WHAT TO WORK ON
From the records below, copy out word for word the lines running from the one containing "panel-grid: HS2 Pressure" through the one containing "x-tick-label: Oct 03: [45, 374, 72, 384]", including both of those lines.

_ _ _

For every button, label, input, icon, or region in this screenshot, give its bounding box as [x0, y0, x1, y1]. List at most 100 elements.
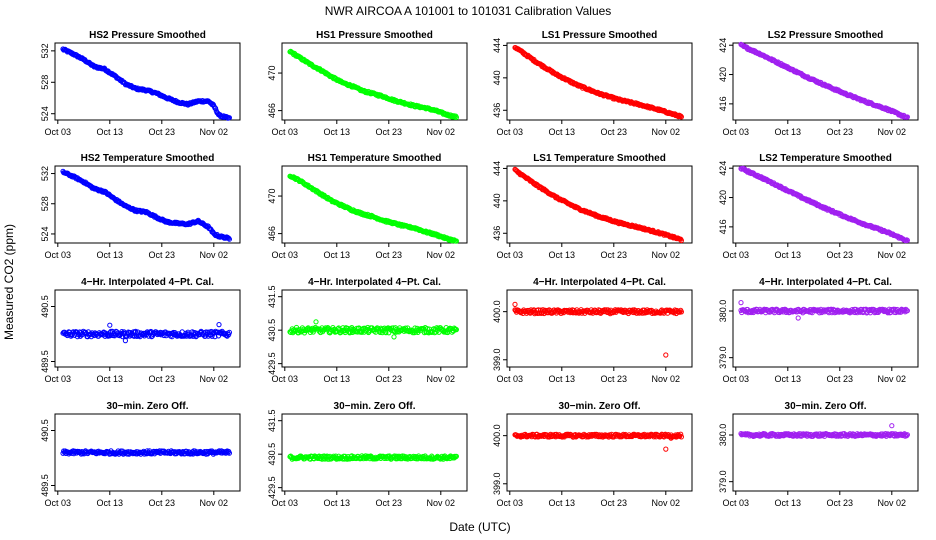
panel-grid: HS2 Pressure Smoothed 524 528 532 Oct 03 Oct …: [40, 30, 919, 508]
plot-frame: [54, 413, 241, 492]
chart-panel: HS1 Temperature Smoothed 466 470 Oct 03 Oct …: [267, 153, 468, 260]
data-point: [904, 114, 911, 120]
x-tick-label: Oct 03: [45, 374, 72, 384]
x-tick-label: Oct 23: [376, 498, 403, 508]
x-tick-label: Oct 23: [376, 250, 403, 260]
x-tick-label: Oct 23: [601, 498, 628, 508]
chart-panel: LS1 Temperature Smoothed 436 440 444 Oct 03 O…: [492, 153, 693, 260]
data-series: [60, 448, 232, 457]
y-tick-label: 528: [40, 196, 50, 211]
y-tick-label: 490.5: [40, 295, 50, 318]
x-tick-label: Oct 13: [775, 127, 802, 137]
plot-frame: [281, 42, 468, 121]
panel-title: LS2 Temperature Smoothed: [759, 153, 892, 164]
x-tick-label: Oct 23: [827, 374, 854, 384]
data-point: [519, 308, 525, 314]
data-series: [512, 166, 685, 244]
x-tick-label: Oct 13: [324, 250, 351, 260]
data-point: [678, 114, 685, 120]
x-tick-label: Nov 02: [200, 127, 229, 137]
panel-title: 4−Hr. Interpolated 4−Pt. Cal.: [308, 277, 441, 288]
outlier-point: [107, 322, 113, 328]
x-tick-label: Oct 23: [601, 374, 628, 384]
chart-panel: HS2 Pressure Smoothed 524 528 532 Oct 03 Oct …: [40, 30, 241, 137]
data-series: [287, 453, 459, 462]
data-point: [226, 332, 232, 338]
y-tick-label: 379.0: [718, 346, 728, 369]
panel-title: 4−Hr. Interpolated 4−Pt. Cal.: [81, 277, 214, 288]
panel-title: HS2 Pressure Smoothed: [89, 30, 206, 41]
outlier-point: [795, 315, 801, 321]
x-tick-label: Oct 13: [97, 127, 124, 137]
y-tick-label: 431.5: [267, 285, 277, 308]
x-tick-label: Oct 23: [149, 127, 176, 137]
x-tick-label: Oct 13: [97, 498, 124, 508]
y-tick-label: 431.5: [267, 409, 277, 432]
x-tick-label: Oct 13: [775, 250, 802, 260]
x-axis-title: Date (UTC): [449, 520, 510, 534]
data-point: [678, 113, 684, 119]
x-tick-label: Oct 23: [149, 374, 176, 384]
y-tick-label: 436: [492, 103, 502, 118]
x-tick-label: Oct 13: [549, 127, 576, 137]
panel-title: HS2 Temperature Smoothed: [81, 153, 215, 164]
y-tick-label: 424: [718, 38, 728, 53]
plot-frame: [732, 289, 919, 368]
plot-frame: [54, 165, 241, 244]
chart-panel: 4−Hr. Interpolated 4−Pt. Cal. 399.0 400.0 O…: [492, 277, 693, 384]
x-tick-label: Nov 02: [427, 250, 456, 260]
chart-panel: 30−min. Zero Off. 429.5 430.5 431.5 Oct 03 Oc…: [267, 401, 468, 508]
x-tick-label: Nov 02: [652, 127, 681, 137]
y-tick-label: 429.5: [267, 476, 277, 499]
data-series: [512, 431, 685, 452]
x-tick-label: Nov 02: [200, 374, 229, 384]
panel-title: 30−min. Zero Off.: [559, 401, 641, 412]
x-tick-label: Oct 23: [827, 127, 854, 137]
x-tick-label: Oct 23: [827, 498, 854, 508]
outlier-point: [391, 334, 397, 340]
y-tick-label: 416: [718, 219, 728, 234]
outlier-point: [122, 338, 129, 344]
figure-title: NWR AIRCOA A 101001 to 101031 Calibratio…: [325, 4, 612, 18]
y-tick-label: 420: [718, 67, 728, 82]
data-series: [738, 423, 911, 439]
x-tick-label: Oct 13: [324, 374, 351, 384]
y-tick-label: 444: [492, 161, 502, 176]
plot-frame: [506, 165, 693, 244]
data-point: [678, 237, 685, 244]
data-point: [633, 307, 639, 314]
x-tick-label: Oct 13: [97, 250, 124, 260]
x-tick-label: Nov 02: [652, 250, 681, 260]
x-tick-label: Oct 23: [601, 250, 628, 260]
x-tick-label: Oct 03: [272, 250, 299, 260]
x-tick-label: Nov 02: [200, 250, 229, 260]
x-tick-label: Oct 13: [549, 498, 576, 508]
data-series: [512, 301, 685, 358]
data-series: [60, 46, 232, 121]
y-tick-label: 524: [40, 106, 50, 121]
x-tick-label: Oct 23: [149, 250, 176, 260]
x-tick-label: Oct 03: [497, 250, 524, 260]
plot-frame: [506, 413, 693, 492]
y-tick-label: 532: [40, 166, 50, 181]
y-tick-label: 470: [267, 66, 277, 81]
outlier-point: [216, 322, 222, 328]
data-series: [287, 173, 459, 244]
x-tick-label: Oct 03: [497, 127, 524, 137]
outlier-point: [512, 301, 518, 307]
chart-panel: LS2 Temperature Smoothed 416 420 424 Oct 03 O…: [718, 153, 919, 260]
x-tick-label: Oct 13: [775, 374, 802, 384]
y-tick-label: 532: [40, 43, 50, 58]
x-tick-label: Nov 02: [878, 498, 907, 508]
x-tick-label: Oct 23: [376, 374, 403, 384]
x-tick-label: Oct 13: [549, 374, 576, 384]
x-tick-label: Nov 02: [427, 374, 456, 384]
data-series: [738, 165, 911, 244]
panel-title: 30−min. Zero Off.: [785, 401, 867, 412]
plot-frame: [281, 289, 468, 368]
x-tick-label: Oct 23: [149, 498, 176, 508]
x-tick-label: Nov 02: [427, 498, 456, 508]
y-tick-label: 399.0: [492, 349, 502, 372]
panel-title: 4−Hr. Interpolated 4−Pt. Cal.: [759, 277, 892, 288]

_ _ _

EXPECTED ANSWER
panel-grid: HS2 Pressure Smoothed 524 528 532 Oct 03 Oct …: [40, 30, 919, 508]
plot-frame: [54, 413, 241, 492]
chart-panel: HS1 Temperature Smoothed 466 470 Oct 03 Oct …: [267, 153, 468, 260]
data-point: [904, 114, 911, 120]
x-tick-label: Oct 03: [45, 374, 72, 384]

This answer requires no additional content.